Extracted material ->
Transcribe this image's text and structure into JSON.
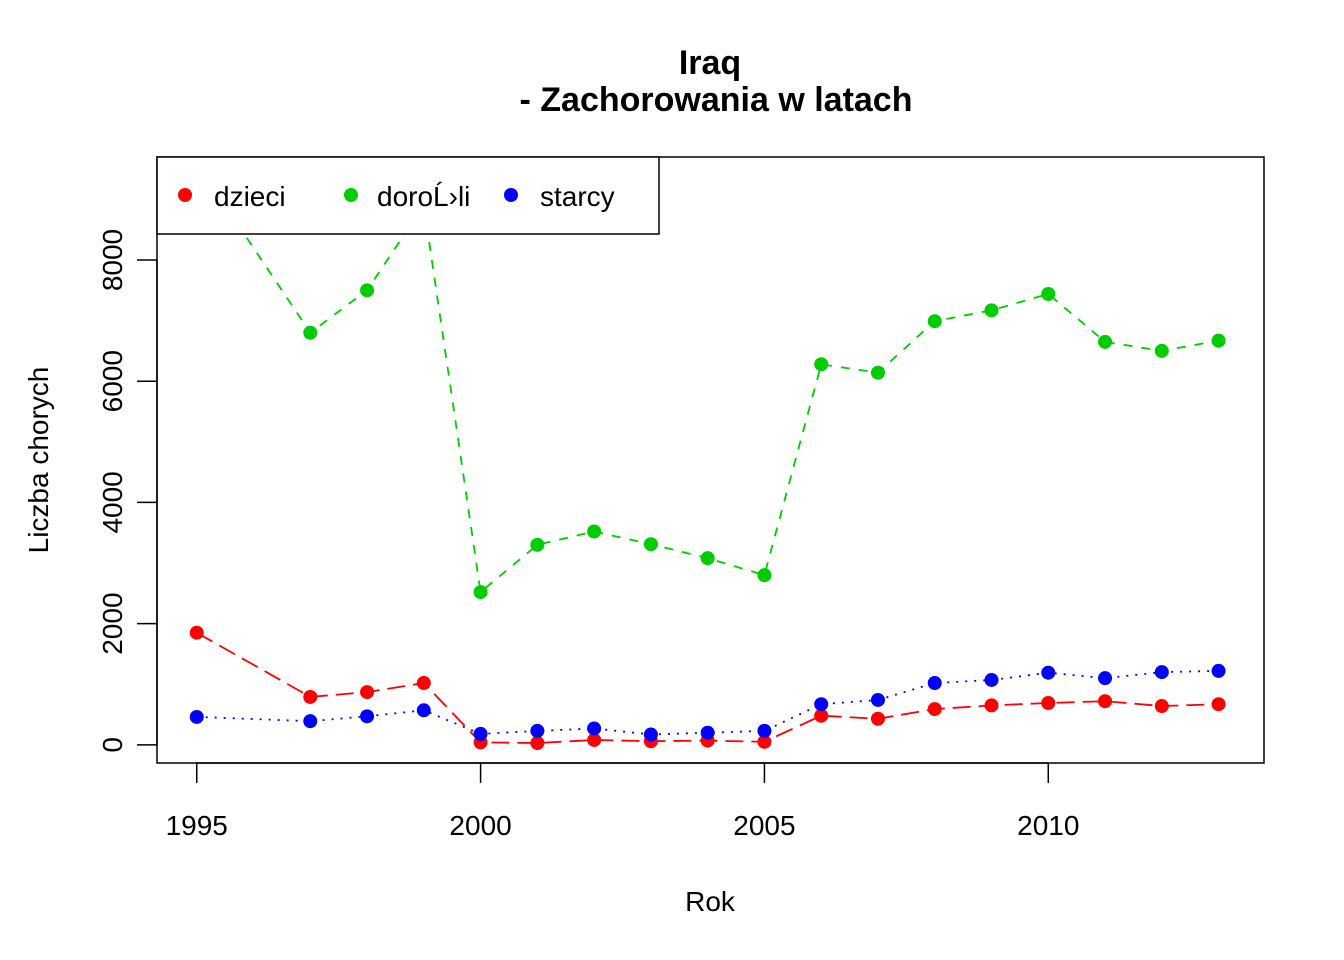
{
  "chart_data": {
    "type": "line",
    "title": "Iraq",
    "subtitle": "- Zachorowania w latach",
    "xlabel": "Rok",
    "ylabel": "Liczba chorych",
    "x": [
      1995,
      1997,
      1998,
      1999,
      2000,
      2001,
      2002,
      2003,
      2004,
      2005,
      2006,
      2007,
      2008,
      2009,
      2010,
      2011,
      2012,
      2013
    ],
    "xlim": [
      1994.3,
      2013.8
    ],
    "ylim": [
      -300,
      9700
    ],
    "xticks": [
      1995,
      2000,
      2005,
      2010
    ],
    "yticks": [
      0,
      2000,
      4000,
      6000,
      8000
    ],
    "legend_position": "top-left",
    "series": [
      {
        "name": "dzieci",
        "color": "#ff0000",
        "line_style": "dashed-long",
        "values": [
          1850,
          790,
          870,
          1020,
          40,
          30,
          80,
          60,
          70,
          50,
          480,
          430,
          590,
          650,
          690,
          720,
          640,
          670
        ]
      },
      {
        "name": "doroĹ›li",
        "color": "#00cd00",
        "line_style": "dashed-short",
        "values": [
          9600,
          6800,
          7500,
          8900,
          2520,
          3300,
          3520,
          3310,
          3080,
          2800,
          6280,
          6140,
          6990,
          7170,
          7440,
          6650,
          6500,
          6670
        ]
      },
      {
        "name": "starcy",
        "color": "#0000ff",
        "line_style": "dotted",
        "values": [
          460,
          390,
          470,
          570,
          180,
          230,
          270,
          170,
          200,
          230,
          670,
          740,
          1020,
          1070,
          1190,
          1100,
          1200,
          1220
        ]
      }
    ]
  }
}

Written exercise -> Lines containing the string "color" should be counted; reply with their number and nothing more.

Answer -> 3